Directions for this task » Extract every line below that contains the word "name".

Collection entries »
· · · ·

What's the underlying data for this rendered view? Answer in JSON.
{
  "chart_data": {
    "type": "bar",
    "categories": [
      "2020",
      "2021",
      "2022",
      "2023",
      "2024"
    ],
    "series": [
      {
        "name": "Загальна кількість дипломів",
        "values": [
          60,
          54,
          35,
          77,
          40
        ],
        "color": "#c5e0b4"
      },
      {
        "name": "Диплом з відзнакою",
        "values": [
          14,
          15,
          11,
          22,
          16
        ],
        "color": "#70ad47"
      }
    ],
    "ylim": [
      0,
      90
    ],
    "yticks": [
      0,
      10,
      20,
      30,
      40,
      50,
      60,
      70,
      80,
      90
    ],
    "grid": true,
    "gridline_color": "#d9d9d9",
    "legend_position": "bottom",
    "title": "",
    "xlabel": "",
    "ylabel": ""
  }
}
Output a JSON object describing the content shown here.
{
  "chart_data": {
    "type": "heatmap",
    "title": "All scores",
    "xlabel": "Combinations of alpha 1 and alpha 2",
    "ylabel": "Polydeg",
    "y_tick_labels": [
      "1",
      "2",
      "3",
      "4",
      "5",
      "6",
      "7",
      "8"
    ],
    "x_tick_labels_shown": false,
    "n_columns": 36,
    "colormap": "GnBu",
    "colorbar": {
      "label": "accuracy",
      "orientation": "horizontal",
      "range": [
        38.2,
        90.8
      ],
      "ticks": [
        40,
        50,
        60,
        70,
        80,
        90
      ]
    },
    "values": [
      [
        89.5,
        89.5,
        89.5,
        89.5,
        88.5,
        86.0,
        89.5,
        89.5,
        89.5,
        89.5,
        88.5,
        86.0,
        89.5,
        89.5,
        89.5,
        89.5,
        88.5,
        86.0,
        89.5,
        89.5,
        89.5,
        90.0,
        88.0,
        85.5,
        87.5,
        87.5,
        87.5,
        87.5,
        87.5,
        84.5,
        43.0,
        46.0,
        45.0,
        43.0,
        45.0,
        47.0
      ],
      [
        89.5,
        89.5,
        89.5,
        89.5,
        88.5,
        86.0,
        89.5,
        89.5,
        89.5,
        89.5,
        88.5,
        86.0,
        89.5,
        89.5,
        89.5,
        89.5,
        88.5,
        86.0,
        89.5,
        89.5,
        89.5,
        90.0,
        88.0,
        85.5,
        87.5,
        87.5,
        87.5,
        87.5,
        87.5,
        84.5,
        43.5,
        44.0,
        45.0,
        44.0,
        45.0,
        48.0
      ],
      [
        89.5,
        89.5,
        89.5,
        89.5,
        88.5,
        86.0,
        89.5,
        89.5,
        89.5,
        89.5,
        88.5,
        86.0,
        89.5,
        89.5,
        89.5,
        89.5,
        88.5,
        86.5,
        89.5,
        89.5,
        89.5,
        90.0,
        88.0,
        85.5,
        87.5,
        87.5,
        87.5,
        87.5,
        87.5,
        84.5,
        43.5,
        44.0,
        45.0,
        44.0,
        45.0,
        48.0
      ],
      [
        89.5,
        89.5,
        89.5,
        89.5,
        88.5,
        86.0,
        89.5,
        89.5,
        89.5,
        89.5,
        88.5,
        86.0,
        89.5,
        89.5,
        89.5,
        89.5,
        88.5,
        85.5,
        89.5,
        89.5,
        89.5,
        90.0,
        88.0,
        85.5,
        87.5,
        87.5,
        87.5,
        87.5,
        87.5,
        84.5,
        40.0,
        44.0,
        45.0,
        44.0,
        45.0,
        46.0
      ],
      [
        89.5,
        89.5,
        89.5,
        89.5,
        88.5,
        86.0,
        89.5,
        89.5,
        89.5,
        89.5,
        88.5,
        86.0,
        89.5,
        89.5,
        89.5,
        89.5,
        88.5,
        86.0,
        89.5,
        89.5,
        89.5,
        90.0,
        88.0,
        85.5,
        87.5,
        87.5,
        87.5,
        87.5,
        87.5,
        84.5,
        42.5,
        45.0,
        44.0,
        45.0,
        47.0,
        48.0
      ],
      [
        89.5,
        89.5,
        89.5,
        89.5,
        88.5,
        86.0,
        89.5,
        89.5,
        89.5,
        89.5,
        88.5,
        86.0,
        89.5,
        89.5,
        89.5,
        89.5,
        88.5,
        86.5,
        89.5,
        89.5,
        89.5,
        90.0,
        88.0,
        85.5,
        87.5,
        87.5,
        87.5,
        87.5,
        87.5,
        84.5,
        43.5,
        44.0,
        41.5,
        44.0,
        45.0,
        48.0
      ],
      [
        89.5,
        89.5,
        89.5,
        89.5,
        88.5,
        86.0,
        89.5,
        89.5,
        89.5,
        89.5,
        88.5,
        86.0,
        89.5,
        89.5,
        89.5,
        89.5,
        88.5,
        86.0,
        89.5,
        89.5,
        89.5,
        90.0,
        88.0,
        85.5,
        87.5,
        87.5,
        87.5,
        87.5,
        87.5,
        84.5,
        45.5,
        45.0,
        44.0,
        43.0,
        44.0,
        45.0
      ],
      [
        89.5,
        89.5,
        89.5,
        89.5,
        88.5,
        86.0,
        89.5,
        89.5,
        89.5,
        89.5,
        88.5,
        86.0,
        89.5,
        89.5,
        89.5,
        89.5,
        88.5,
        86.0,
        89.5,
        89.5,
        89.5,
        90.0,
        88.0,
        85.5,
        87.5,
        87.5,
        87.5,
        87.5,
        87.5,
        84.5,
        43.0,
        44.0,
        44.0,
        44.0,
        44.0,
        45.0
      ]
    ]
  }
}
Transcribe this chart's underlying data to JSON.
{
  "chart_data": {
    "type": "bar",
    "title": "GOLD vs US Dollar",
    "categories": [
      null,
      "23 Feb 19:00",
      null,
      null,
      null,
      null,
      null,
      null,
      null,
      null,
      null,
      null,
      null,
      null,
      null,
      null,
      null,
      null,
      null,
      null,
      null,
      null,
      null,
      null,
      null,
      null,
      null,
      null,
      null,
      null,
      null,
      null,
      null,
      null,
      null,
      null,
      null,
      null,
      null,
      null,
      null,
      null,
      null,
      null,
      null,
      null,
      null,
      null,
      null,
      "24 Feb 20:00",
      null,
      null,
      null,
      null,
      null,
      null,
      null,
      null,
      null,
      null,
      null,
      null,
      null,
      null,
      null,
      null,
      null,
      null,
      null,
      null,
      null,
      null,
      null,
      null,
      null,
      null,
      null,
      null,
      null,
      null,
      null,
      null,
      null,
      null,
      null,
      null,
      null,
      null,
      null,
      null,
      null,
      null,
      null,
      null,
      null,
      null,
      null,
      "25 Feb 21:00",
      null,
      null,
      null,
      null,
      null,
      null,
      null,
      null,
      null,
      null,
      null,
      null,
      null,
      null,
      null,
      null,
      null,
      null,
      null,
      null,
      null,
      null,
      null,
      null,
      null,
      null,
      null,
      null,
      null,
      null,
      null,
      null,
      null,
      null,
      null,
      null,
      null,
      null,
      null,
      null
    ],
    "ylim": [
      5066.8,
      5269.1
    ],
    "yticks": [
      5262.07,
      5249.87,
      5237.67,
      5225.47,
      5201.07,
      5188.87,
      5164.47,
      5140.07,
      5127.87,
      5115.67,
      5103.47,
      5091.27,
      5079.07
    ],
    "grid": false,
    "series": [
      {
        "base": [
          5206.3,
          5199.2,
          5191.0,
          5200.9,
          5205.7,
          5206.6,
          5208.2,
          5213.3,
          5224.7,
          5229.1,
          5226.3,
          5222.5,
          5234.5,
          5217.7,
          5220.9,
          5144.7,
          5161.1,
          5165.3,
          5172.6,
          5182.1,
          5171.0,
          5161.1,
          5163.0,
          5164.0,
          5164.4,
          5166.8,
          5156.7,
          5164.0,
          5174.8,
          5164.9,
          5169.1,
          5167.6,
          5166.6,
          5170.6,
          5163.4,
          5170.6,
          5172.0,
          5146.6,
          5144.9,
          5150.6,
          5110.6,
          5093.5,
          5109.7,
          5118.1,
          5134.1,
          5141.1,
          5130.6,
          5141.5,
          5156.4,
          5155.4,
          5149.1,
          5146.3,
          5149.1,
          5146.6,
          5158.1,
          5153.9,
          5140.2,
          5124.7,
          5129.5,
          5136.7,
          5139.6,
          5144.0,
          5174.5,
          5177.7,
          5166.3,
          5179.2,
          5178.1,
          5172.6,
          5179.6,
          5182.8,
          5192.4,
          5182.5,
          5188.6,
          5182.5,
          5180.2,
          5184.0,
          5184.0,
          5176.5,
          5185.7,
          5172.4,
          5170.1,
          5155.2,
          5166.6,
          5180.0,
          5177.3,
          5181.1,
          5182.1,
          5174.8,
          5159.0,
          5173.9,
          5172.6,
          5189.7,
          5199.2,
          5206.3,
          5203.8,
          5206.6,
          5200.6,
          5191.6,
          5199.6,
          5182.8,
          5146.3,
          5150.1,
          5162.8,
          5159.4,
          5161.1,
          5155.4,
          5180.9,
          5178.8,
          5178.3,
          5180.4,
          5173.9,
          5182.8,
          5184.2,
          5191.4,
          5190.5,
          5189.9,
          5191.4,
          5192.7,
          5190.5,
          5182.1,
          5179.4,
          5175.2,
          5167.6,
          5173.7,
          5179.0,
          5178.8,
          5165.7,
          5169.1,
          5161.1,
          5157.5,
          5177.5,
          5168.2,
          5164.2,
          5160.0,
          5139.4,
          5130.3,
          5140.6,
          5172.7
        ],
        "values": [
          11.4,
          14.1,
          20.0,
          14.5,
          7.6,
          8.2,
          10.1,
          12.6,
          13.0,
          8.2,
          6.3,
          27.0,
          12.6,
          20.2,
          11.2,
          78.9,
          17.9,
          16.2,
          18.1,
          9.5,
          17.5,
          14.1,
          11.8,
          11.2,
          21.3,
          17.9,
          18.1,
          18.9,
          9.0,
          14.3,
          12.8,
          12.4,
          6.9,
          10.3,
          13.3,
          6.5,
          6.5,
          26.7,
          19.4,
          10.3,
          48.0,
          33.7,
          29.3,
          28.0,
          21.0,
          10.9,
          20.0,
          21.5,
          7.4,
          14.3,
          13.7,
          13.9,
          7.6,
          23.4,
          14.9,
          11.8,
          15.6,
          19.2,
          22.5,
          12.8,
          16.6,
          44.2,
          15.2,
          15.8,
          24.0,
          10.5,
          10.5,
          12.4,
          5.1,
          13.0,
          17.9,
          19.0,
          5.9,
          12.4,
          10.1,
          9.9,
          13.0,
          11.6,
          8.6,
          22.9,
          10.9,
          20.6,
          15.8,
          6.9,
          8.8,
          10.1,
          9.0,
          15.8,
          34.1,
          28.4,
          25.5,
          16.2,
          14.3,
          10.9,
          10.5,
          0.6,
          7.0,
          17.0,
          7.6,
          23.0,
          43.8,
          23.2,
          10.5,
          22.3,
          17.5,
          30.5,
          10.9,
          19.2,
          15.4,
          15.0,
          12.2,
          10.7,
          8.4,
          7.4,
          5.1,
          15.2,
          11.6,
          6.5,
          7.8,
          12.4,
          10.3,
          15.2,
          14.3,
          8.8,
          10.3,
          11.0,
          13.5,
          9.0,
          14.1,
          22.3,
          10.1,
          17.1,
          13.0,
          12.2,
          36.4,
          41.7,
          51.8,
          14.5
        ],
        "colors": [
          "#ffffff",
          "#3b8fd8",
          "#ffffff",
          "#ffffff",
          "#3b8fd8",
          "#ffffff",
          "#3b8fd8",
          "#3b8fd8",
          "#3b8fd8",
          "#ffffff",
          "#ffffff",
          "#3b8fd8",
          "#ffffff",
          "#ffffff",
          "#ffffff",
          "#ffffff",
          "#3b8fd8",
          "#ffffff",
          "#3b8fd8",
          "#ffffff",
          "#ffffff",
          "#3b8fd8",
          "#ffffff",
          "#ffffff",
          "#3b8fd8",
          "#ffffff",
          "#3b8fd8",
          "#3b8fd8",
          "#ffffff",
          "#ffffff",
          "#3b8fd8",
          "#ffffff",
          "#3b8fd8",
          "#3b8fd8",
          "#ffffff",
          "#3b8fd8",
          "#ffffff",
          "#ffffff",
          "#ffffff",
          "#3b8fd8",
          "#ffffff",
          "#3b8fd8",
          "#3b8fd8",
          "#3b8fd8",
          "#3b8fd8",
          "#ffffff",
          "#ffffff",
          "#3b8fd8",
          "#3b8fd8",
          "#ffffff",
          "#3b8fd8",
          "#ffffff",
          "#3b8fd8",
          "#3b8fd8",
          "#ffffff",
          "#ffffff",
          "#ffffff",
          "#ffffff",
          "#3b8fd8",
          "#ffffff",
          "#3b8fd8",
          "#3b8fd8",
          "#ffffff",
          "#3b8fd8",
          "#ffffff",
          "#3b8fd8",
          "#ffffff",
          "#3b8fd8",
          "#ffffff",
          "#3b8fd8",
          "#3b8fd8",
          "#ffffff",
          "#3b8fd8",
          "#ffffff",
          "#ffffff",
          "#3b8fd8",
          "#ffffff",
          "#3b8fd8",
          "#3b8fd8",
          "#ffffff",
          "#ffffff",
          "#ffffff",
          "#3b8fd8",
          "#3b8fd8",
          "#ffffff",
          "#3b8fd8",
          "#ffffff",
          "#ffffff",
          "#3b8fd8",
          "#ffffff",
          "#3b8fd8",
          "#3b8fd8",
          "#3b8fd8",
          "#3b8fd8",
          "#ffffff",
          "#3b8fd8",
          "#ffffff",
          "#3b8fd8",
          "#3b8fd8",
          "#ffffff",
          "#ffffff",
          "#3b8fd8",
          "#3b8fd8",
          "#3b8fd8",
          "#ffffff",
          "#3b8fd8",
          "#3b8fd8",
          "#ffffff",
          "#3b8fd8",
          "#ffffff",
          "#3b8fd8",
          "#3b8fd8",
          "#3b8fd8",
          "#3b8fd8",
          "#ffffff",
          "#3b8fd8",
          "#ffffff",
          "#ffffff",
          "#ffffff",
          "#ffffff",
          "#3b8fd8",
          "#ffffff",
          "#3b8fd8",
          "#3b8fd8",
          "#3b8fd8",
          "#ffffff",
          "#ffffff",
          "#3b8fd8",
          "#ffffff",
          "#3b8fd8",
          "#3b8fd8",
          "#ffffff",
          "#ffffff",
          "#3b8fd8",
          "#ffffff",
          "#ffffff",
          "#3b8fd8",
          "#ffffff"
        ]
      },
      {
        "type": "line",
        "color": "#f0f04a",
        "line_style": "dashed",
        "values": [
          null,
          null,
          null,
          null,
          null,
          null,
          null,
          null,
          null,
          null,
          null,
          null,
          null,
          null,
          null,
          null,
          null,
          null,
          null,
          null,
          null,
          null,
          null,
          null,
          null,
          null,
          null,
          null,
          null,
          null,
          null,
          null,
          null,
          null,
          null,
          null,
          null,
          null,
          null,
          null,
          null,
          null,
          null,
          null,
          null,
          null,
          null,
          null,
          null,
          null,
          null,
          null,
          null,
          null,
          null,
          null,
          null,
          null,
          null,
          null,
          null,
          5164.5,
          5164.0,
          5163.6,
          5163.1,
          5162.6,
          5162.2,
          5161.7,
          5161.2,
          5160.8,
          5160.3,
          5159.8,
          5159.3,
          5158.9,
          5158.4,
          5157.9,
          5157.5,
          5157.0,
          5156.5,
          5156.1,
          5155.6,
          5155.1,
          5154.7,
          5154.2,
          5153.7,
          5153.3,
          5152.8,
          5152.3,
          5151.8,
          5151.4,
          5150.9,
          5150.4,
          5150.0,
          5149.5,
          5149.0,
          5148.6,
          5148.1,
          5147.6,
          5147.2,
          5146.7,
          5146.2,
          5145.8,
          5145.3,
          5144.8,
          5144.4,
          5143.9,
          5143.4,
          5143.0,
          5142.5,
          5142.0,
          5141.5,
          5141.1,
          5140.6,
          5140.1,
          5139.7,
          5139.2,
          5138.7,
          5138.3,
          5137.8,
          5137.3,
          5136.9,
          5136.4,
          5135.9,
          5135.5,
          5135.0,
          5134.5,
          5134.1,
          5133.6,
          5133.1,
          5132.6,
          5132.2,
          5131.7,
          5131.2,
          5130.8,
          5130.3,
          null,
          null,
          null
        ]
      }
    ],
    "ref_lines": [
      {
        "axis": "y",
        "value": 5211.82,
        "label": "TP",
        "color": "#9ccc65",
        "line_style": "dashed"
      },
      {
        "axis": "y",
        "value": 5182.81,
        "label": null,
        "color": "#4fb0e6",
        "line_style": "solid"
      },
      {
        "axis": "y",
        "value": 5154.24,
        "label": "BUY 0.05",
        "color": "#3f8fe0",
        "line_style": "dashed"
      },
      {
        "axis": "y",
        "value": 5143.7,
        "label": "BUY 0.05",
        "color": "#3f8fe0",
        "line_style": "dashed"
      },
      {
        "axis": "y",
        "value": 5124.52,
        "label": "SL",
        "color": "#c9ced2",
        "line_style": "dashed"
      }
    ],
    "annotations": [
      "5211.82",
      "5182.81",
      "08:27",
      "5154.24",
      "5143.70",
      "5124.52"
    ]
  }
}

· · · ·

Written answer »
        "name": "Загальна кількість дипломів",
        "name": "Диплом з відзнакою",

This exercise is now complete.